## GOAL OF THE EXERCISE
Recast the part of the listing that runs from its first line through the line containing "calendar-day-cell[interactable]: 11 Sunrise: 7:39", both ends included, as a Markdown table with the columns Row and Line. Leave out any blank lines.

--------

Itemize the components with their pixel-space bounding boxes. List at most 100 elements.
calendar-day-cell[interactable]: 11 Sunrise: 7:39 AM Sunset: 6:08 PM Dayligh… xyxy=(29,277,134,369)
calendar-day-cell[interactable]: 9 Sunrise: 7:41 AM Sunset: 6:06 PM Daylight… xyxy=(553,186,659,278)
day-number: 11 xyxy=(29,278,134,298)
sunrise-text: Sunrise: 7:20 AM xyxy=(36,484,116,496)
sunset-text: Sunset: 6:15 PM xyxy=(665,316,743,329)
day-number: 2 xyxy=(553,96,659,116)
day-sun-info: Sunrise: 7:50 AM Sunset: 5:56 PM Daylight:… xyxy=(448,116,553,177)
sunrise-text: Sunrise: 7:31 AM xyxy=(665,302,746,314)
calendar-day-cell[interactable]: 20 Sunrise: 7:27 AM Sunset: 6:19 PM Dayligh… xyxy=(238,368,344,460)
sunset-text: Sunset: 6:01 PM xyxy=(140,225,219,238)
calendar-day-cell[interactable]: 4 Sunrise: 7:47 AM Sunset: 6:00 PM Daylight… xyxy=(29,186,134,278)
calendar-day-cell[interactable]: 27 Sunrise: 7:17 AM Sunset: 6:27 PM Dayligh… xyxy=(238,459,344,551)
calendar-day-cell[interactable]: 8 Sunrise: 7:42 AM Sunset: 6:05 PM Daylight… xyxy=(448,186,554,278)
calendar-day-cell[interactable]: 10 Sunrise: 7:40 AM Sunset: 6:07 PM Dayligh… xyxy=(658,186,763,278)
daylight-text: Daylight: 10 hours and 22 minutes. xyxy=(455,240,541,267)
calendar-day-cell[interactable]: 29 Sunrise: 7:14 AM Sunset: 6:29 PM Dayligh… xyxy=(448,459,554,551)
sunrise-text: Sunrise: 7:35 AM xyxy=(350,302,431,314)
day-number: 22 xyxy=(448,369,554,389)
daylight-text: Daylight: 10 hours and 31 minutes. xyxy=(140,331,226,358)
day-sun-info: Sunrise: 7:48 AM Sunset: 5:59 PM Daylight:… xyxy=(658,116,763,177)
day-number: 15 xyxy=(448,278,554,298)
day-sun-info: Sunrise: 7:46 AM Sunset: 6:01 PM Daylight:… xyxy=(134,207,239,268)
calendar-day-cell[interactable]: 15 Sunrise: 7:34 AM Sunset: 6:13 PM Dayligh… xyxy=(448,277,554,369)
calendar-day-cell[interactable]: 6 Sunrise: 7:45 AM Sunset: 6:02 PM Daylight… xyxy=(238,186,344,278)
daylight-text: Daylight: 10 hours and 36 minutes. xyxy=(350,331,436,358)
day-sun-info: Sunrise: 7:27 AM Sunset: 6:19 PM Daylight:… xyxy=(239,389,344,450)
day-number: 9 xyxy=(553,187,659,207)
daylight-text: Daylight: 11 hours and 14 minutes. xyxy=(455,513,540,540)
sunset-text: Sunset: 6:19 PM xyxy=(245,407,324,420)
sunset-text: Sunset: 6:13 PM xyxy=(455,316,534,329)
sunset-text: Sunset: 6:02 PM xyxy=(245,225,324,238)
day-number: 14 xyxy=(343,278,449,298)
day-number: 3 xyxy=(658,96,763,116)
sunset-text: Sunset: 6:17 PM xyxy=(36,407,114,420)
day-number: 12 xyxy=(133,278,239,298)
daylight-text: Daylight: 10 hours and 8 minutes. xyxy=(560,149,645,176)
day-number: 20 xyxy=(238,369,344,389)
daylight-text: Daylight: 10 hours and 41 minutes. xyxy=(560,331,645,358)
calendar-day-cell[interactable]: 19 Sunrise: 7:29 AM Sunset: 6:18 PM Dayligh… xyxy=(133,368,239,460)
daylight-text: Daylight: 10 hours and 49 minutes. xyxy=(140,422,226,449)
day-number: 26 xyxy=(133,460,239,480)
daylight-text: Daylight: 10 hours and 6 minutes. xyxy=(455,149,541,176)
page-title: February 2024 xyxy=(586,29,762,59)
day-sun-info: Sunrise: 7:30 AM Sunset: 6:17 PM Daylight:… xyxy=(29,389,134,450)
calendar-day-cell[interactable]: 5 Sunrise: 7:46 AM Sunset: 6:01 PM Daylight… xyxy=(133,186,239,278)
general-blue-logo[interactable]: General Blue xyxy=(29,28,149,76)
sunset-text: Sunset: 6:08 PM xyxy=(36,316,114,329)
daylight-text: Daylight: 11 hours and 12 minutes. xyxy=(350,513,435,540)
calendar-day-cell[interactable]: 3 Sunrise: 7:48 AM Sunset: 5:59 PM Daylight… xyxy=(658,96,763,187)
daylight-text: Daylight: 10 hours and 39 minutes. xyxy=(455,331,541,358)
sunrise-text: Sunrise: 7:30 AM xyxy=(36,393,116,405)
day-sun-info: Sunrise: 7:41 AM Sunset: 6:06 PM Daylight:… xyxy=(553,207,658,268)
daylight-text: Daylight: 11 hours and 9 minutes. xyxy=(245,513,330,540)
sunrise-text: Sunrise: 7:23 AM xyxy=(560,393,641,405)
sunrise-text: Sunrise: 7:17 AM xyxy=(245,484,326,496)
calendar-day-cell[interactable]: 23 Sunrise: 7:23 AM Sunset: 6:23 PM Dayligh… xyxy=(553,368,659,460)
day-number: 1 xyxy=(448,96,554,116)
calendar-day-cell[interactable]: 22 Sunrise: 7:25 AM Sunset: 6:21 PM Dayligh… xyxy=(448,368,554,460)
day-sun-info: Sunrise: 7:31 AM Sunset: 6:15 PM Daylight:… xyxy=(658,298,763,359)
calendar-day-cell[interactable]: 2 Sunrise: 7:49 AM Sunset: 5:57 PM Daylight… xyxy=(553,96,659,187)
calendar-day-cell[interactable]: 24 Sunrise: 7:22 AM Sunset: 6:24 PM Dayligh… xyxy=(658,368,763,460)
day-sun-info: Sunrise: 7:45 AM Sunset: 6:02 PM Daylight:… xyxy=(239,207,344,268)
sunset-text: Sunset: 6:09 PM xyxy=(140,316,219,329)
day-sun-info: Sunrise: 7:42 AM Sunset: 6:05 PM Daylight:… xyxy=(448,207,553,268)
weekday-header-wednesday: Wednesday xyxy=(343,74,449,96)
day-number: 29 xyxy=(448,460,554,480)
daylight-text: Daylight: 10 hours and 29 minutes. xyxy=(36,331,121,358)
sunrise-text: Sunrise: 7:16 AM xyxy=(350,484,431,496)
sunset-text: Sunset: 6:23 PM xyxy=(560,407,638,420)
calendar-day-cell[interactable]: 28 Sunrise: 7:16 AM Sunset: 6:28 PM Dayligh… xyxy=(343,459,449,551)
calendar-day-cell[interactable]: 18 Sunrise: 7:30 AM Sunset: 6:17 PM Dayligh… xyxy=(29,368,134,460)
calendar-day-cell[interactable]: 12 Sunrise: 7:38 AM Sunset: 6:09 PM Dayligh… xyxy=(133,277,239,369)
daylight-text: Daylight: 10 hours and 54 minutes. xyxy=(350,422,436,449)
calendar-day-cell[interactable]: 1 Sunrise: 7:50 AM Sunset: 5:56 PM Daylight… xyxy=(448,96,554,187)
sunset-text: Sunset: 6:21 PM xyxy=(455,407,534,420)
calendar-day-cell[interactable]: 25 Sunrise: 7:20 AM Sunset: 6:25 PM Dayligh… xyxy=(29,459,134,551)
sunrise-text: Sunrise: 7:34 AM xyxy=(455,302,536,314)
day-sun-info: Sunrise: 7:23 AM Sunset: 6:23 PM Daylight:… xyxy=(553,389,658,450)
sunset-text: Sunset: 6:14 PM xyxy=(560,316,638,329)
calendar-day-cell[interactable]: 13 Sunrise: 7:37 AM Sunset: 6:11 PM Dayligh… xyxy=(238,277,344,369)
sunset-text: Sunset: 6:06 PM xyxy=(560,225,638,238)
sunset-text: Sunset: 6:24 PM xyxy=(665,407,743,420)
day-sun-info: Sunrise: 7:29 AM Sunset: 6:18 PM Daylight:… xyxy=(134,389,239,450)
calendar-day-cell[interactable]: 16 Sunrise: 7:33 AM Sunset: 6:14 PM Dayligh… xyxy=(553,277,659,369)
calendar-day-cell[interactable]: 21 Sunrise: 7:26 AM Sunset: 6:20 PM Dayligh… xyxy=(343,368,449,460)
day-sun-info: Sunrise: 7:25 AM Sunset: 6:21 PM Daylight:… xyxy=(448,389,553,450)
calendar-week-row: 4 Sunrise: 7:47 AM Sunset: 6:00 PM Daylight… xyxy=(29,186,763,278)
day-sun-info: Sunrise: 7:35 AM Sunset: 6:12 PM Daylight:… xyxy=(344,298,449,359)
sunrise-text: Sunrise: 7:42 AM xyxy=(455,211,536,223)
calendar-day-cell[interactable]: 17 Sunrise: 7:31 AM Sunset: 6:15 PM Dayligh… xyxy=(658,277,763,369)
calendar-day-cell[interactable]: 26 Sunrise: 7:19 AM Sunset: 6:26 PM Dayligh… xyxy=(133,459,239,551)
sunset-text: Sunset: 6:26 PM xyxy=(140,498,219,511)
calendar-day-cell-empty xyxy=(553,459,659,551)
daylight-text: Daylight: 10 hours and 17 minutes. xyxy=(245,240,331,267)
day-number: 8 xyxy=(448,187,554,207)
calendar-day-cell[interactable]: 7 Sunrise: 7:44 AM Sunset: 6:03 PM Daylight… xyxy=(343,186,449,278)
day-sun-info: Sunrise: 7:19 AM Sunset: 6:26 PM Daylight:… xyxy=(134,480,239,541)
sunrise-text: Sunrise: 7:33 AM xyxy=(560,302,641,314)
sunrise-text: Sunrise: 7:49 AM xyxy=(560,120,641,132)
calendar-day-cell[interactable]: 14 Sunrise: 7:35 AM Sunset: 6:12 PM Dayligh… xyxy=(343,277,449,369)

--------

## COMPLETED EXERCISE
| Row | Line |
|---|---|
| 1 | Itemize the components with their pixel-space bounding boxes. List at most 100 elements. |
| 2 | calendar-day-cell[interactable]: 11 Sunrise: 7:39 AM Sunset: 6:08 PM Dayligh… xyxy=(29,277,134,369) |